** Work to complete **
Leaving the images out, output each entry below exactly.

[Items from a figure collection]
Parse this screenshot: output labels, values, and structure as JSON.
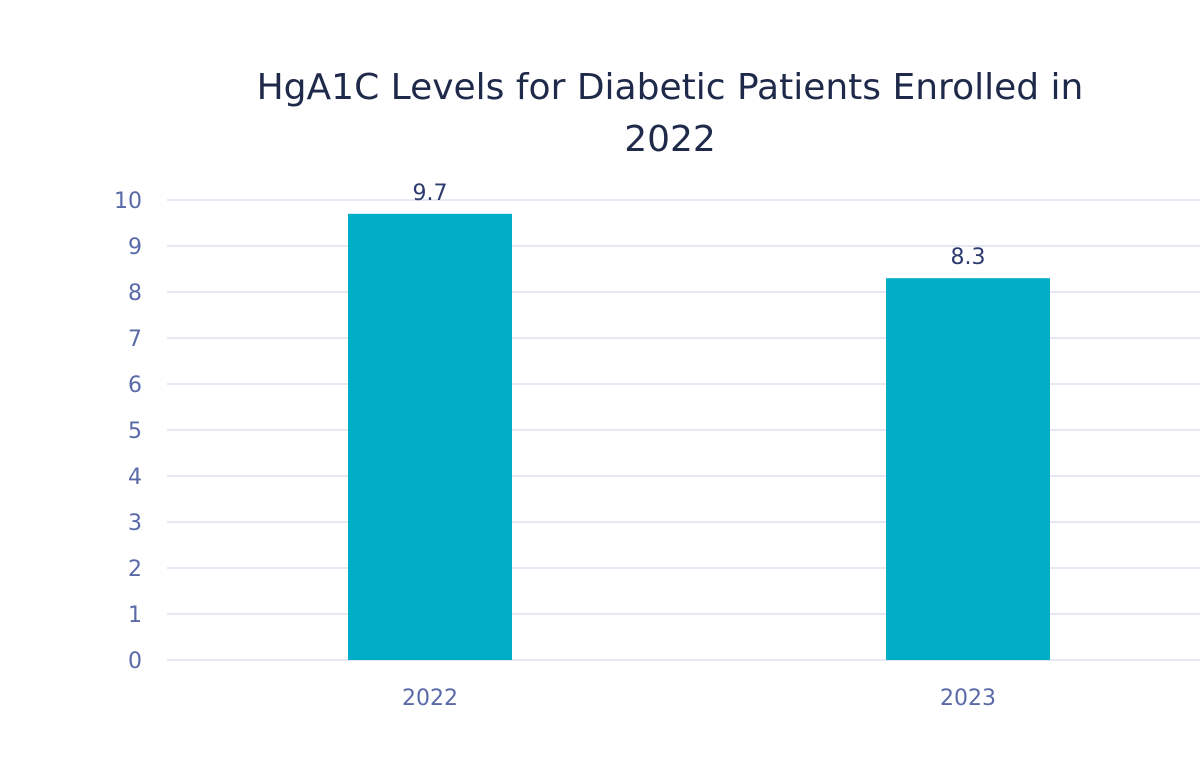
{
  "colors": {
    "bar": "#00AEC7",
    "gridline": "#d6d9ee",
    "axis_text": "#5a6aa8",
    "data_label": "#2c3a6e",
    "title": "#1f2a4a"
  },
  "chart_data": {
    "type": "bar",
    "title_line1": "HgA1C Levels for Diabetic Patients Enrolled in",
    "title_line2": "2022",
    "xlabel": "",
    "ylabel": "",
    "categories": [
      "2022",
      "2023"
    ],
    "values": [
      9.7,
      8.3
    ],
    "data_labels": [
      "9.7",
      "8.3"
    ],
    "ylim": [
      0,
      10
    ],
    "yticks": [
      "0",
      "1",
      "2",
      "3",
      "4",
      "5",
      "6",
      "7",
      "8",
      "9",
      "10"
    ],
    "grid": true,
    "legend": "none"
  }
}
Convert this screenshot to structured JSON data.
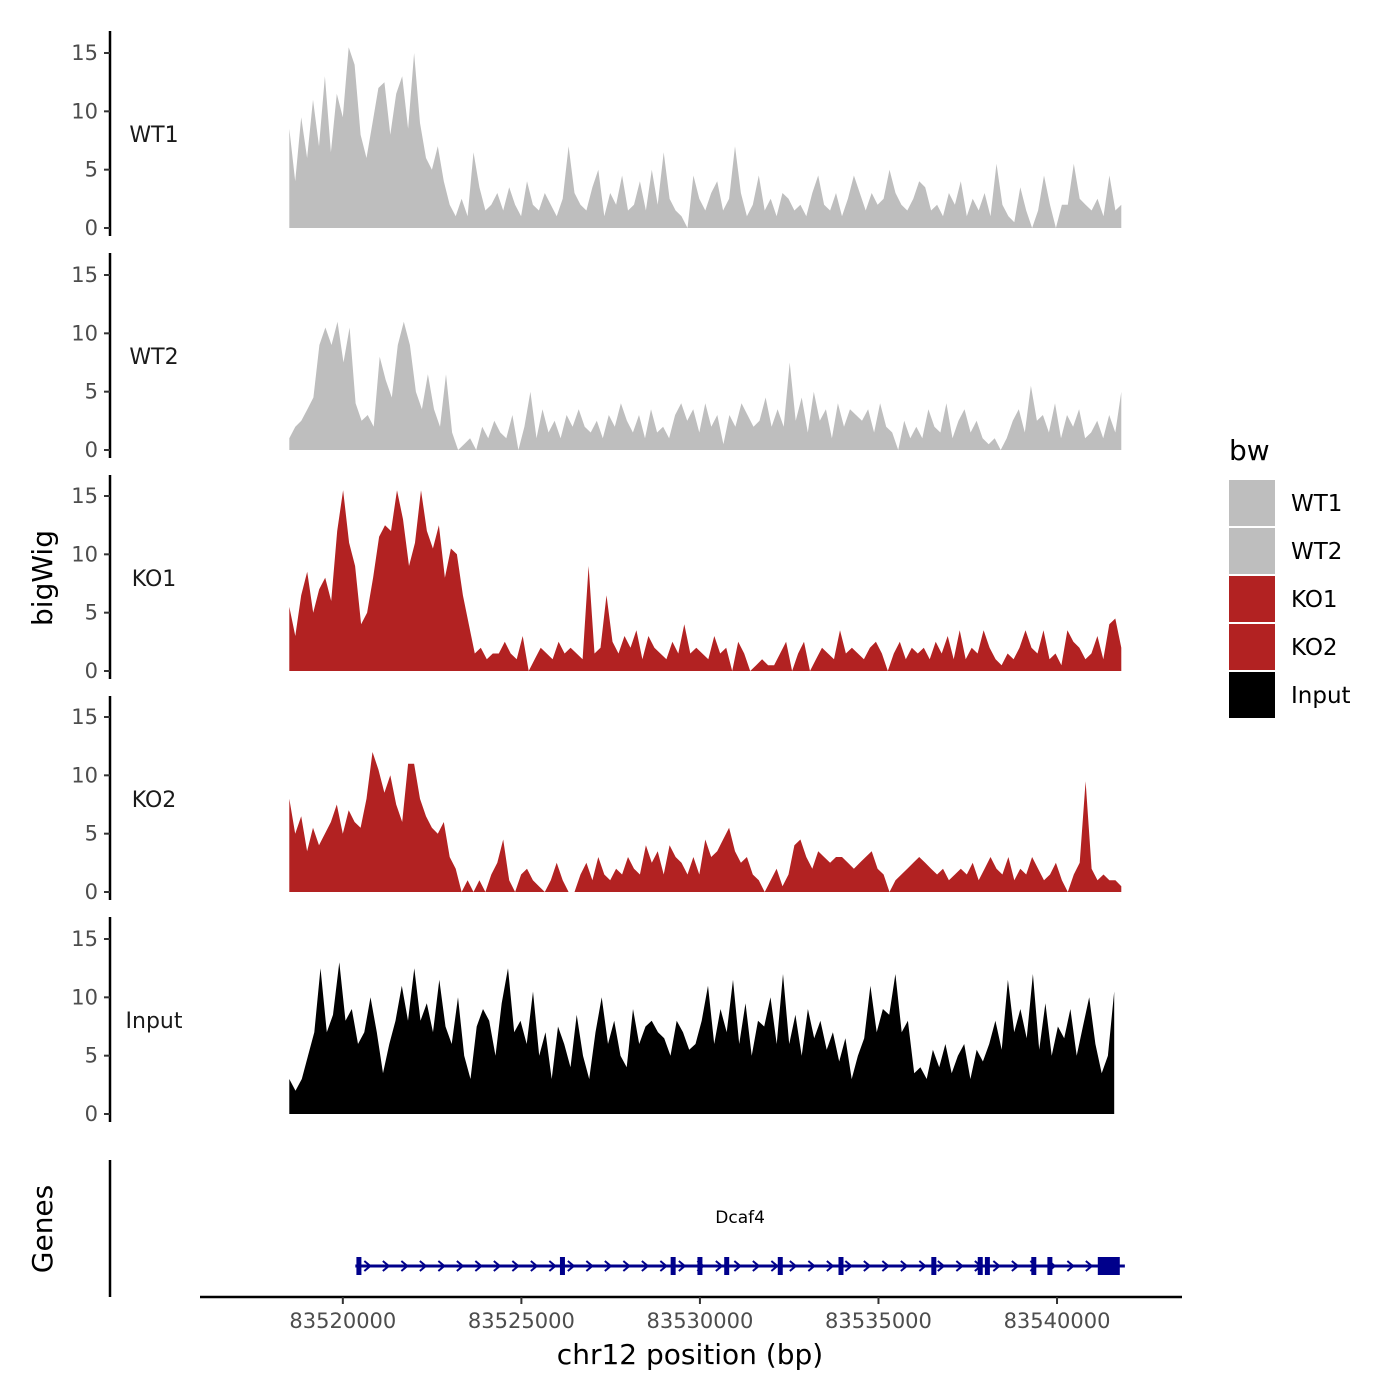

** Exercise solution **
Parse this screenshot: output labels, values, and structure as JSON.
{
  "colors": {
    "bar": "#00AEC7",
    "gridline": "#d6d9ee",
    "axis_text": "#5a6aa8",
    "data_label": "#2c3a6e",
    "title": "#1f2a4a"
  },
  "chart_data": {
    "type": "bar",
    "title_line1": "HgA1C Levels for Diabetic Patients Enrolled in",
    "title_line2": "2022",
    "xlabel": "",
    "ylabel": "",
    "categories": [
      "2022",
      "2023"
    ],
    "values": [
      9.7,
      8.3
    ],
    "data_labels": [
      "9.7",
      "8.3"
    ],
    "ylim": [
      0,
      10
    ],
    "yticks": [
      "0",
      "1",
      "2",
      "3",
      "4",
      "5",
      "6",
      "7",
      "8",
      "9",
      "10"
    ],
    "grid": true,
    "legend": "none"
  }
}
Convert this screenshot to structured JSON data.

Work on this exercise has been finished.